Exercise prompt:
Transcribe, word for word, the line containing "Read all visible content and emit it as JSON." and each line following it through the end of the listing below. Omit all other lines.

Items listed in a dataset:
________________

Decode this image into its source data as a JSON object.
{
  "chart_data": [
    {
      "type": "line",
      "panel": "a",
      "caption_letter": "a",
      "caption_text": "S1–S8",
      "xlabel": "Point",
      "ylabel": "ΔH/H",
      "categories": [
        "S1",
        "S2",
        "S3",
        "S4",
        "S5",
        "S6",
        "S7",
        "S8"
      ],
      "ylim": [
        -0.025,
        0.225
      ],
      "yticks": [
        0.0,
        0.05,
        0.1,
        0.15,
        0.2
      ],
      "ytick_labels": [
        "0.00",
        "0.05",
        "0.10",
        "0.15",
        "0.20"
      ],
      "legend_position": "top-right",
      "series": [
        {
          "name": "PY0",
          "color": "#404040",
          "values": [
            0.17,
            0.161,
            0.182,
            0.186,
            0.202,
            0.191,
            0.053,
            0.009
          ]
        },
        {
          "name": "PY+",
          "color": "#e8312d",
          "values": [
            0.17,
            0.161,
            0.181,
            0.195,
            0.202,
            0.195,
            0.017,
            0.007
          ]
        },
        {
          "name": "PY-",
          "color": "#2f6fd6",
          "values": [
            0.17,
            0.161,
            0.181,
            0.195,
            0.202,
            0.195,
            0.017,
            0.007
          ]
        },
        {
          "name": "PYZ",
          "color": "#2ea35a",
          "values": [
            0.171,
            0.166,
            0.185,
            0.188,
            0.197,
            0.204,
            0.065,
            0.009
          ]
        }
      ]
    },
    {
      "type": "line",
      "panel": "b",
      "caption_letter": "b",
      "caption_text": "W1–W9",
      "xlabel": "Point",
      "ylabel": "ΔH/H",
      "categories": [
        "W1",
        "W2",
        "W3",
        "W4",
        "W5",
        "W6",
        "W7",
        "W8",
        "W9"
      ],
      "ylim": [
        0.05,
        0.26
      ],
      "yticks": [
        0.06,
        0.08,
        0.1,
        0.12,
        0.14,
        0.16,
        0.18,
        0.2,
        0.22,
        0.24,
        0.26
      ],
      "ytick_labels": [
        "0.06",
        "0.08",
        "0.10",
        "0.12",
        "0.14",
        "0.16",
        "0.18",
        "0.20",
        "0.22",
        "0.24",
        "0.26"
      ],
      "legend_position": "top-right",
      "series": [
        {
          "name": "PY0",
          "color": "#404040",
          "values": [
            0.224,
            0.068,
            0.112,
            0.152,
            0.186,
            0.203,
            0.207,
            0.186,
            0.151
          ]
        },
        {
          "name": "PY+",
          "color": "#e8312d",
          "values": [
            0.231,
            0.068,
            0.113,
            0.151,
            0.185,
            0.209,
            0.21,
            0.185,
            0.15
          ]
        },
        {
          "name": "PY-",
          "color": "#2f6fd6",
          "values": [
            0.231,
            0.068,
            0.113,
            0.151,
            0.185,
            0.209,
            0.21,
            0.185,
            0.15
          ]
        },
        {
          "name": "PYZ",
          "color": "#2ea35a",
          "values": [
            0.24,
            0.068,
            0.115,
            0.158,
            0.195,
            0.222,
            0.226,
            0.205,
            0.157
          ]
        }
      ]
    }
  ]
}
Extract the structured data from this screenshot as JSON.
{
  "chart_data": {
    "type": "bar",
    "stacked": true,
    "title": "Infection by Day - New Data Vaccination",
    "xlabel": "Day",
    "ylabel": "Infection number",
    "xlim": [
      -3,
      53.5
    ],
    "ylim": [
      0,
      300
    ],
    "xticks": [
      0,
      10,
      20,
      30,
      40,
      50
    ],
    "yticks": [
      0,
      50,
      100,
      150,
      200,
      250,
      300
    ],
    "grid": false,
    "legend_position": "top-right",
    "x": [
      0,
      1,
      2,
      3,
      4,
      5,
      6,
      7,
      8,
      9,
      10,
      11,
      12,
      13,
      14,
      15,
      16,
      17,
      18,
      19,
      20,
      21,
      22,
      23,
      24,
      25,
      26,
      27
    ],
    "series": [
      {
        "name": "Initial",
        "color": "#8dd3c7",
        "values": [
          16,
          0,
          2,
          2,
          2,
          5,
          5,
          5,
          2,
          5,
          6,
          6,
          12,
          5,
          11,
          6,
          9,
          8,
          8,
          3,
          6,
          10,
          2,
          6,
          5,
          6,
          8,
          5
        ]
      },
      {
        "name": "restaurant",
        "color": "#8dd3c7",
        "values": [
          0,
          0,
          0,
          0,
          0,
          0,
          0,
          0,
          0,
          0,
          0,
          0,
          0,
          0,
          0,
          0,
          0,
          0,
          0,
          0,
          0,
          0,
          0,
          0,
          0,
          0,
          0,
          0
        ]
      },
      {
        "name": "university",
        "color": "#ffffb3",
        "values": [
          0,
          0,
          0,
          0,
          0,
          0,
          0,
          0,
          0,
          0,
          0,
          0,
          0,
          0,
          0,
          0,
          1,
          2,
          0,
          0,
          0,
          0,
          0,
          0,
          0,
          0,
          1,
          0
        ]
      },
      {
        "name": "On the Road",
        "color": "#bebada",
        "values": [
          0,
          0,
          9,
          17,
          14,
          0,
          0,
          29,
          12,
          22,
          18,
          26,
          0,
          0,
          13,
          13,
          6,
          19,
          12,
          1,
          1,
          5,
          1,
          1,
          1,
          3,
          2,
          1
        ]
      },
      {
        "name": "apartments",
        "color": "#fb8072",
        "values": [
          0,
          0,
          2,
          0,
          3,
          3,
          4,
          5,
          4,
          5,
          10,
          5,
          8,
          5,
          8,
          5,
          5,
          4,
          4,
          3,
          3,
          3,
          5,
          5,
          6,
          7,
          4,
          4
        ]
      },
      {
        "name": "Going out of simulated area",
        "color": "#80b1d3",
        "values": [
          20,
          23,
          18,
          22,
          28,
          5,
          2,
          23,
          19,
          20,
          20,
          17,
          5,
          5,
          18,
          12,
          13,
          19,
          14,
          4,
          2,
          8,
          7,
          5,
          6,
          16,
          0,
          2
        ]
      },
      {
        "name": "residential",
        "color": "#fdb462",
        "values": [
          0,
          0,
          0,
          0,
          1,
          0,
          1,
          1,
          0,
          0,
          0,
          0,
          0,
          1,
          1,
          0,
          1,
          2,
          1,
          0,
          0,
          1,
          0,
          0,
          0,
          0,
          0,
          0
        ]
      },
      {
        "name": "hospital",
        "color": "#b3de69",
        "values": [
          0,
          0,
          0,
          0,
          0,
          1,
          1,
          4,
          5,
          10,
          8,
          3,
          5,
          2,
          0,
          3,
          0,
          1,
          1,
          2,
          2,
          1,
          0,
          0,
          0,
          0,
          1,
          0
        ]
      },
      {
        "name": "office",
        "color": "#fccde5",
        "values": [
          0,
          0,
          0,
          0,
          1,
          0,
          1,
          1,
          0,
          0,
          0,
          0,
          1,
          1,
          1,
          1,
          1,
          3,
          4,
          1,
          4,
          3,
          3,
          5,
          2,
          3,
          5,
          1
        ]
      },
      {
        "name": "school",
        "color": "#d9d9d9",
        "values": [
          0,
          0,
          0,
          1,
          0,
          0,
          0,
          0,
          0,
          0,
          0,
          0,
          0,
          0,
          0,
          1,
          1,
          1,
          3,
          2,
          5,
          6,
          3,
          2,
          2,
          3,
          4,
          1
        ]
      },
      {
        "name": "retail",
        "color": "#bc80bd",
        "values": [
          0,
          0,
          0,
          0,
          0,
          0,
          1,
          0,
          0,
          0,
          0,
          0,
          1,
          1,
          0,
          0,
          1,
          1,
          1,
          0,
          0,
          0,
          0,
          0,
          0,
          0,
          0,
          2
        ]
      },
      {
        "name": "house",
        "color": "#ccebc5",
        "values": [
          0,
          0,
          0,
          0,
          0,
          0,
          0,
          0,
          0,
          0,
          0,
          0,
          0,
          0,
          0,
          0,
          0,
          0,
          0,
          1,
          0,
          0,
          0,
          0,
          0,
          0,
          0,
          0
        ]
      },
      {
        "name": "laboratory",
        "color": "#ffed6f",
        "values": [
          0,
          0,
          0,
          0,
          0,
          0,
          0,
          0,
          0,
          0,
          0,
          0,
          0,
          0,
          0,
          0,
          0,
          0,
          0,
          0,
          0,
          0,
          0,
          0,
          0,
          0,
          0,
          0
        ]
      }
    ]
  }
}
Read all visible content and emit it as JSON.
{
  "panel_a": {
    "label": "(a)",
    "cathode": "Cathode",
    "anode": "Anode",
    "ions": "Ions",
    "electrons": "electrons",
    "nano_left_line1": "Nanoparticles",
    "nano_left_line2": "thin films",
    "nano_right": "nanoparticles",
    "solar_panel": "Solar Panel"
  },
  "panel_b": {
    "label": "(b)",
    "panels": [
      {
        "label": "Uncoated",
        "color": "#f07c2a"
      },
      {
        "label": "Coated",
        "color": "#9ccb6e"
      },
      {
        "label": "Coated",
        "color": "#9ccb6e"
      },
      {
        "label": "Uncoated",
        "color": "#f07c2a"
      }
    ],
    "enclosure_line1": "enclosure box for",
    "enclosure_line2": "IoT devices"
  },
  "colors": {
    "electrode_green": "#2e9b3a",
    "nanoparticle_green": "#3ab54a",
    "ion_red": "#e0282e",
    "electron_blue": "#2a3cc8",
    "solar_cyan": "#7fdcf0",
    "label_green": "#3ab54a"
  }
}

________________

Written reply:
Read all visible content and emit it as JSON.
{
  "panel_a": {
    "label": "(a)",
    "cathode": "Cathode",
    "anode": "Anode",
    "ions": "Ions",
    "electrons": "electrons",
    "nano_left_line1": "Nanoparticles",
    "nano_left_line2": "thin films",
    "nano_right": "nanoparticles",
    "solar_panel": "Solar Panel"
  },
  "panel_b": {
    "label": "(b)",
    "panels": [
      {
        "label": "Uncoated",
        "color": "#f07c2a"
      },
      {
        "label": "Coated",
        "color": "#9ccb6e"
      },
      {
        "label": "Coated",
        "color": "#9ccb6e"
      },
      {
        "label": "Uncoated",
        "color": "#f07c2a"
      }
    ],
    "enclosure_line1": "enclosure box for",
    "enclosure_line2": "IoT devices"
  },
  "colors": {
    "electrode_green": "#2e9b3a",
    "nanoparticle_green": "#3ab54a",
    "ion_red": "#e0282e",
    "electron_blue": "#2a3cc8",
    "solar_cyan": "#7fdcf0",
    "label_green": "#3ab54a"
  }
}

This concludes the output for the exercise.